_Request_. Scan the data for "NDVI" and copy the lines it appears in.

═══ Records for the exercise

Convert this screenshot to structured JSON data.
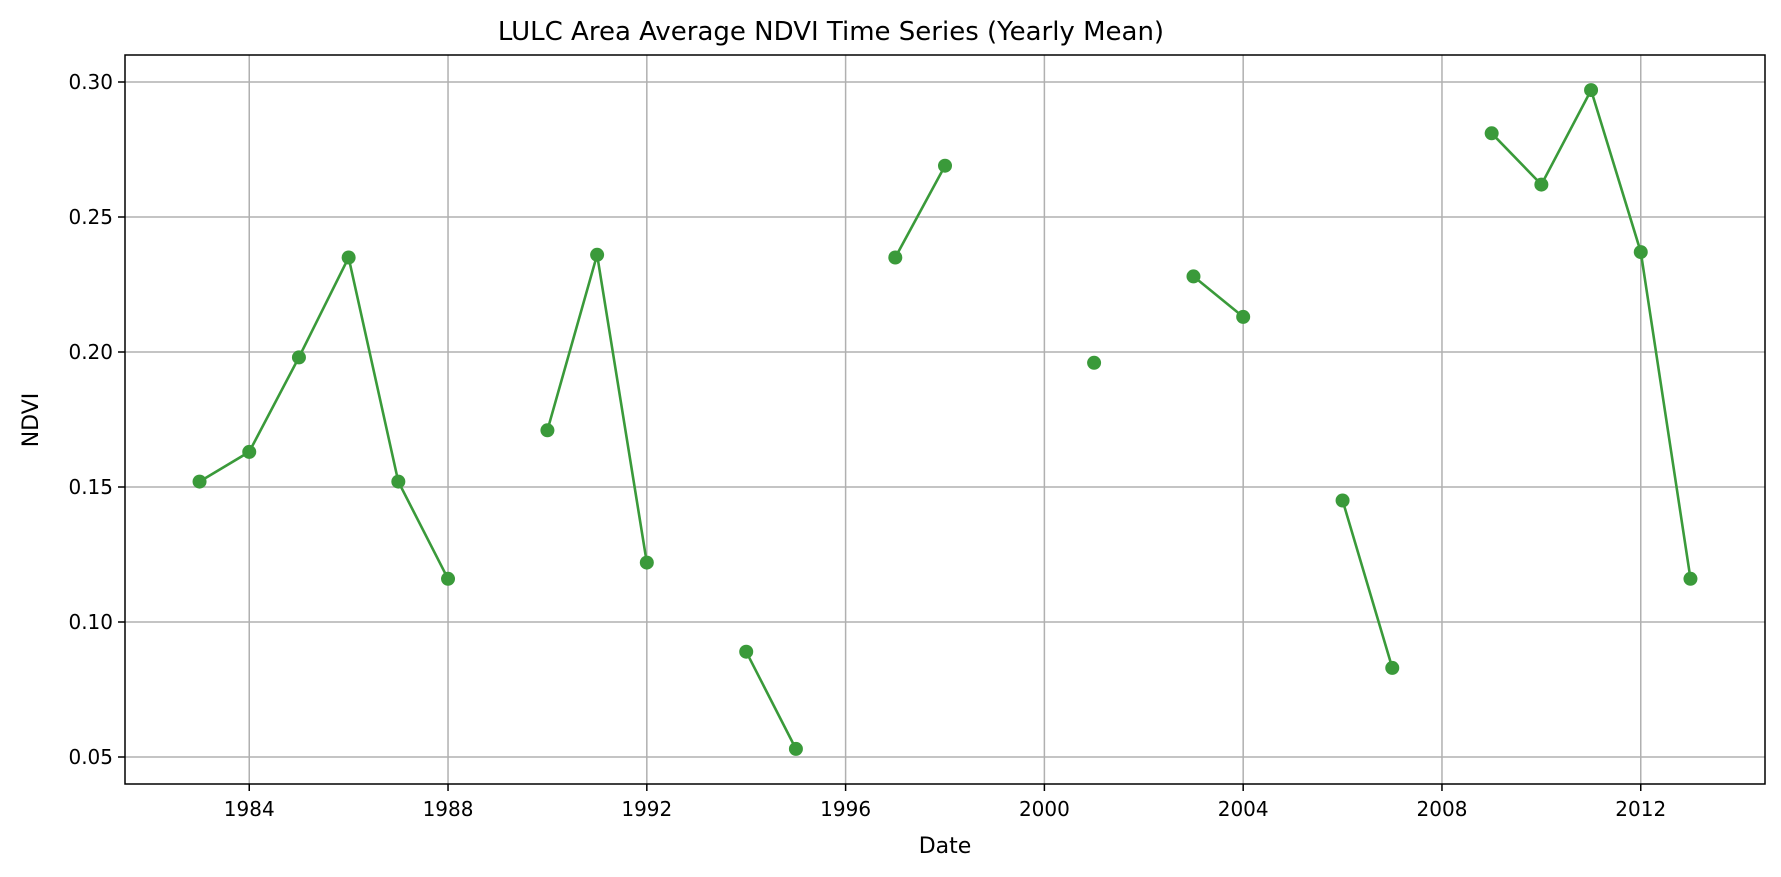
{
  "chart_data": {
    "type": "line",
    "title": "LULC Area Average NDVI Time Series (Yearly Mean)",
    "xlabel": "Date",
    "ylabel": "NDVI",
    "xlim": [
      1981.5,
      2014.5
    ],
    "ylim": [
      0.04,
      0.31
    ],
    "xticks": [
      1984,
      1988,
      1992,
      1996,
      2000,
      2004,
      2008,
      2012
    ],
    "yticks": [
      0.05,
      0.1,
      0.15,
      0.2,
      0.25,
      0.3
    ],
    "grid": true,
    "color": "#3a9a3a",
    "series": [
      {
        "points": [
          {
            "x": 1983,
            "y": 0.152
          },
          {
            "x": 1984,
            "y": 0.163
          },
          {
            "x": 1985,
            "y": 0.198
          },
          {
            "x": 1986,
            "y": 0.235
          },
          {
            "x": 1987,
            "y": 0.152
          },
          {
            "x": 1988,
            "y": 0.116
          },
          {
            "x": 1989,
            "y": null
          },
          {
            "x": 1990,
            "y": 0.171
          },
          {
            "x": 1991,
            "y": 0.236
          },
          {
            "x": 1992,
            "y": 0.122
          },
          {
            "x": 1993,
            "y": null
          },
          {
            "x": 1994,
            "y": 0.089
          },
          {
            "x": 1995,
            "y": 0.053
          },
          {
            "x": 1996,
            "y": null
          },
          {
            "x": 1997,
            "y": 0.235
          },
          {
            "x": 1998,
            "y": 0.269
          },
          {
            "x": 1999,
            "y": null
          },
          {
            "x": 2000,
            "y": null
          },
          {
            "x": 2001,
            "y": 0.196
          },
          {
            "x": 2002,
            "y": null
          },
          {
            "x": 2003,
            "y": 0.228
          },
          {
            "x": 2004,
            "y": 0.213
          },
          {
            "x": 2005,
            "y": null
          },
          {
            "x": 2006,
            "y": 0.145
          },
          {
            "x": 2007,
            "y": 0.083
          },
          {
            "x": 2008,
            "y": null
          },
          {
            "x": 2009,
            "y": 0.281
          },
          {
            "x": 2010,
            "y": 0.262
          },
          {
            "x": 2011,
            "y": 0.297
          },
          {
            "x": 2012,
            "y": 0.237
          },
          {
            "x": 2013,
            "y": 0.116
          }
        ]
      }
    ]
  }
}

══════

_Exercise solution_.
    "title": "LULC Area Average NDVI Time Series (Yearly Mean)",
    "ylabel": "NDVI",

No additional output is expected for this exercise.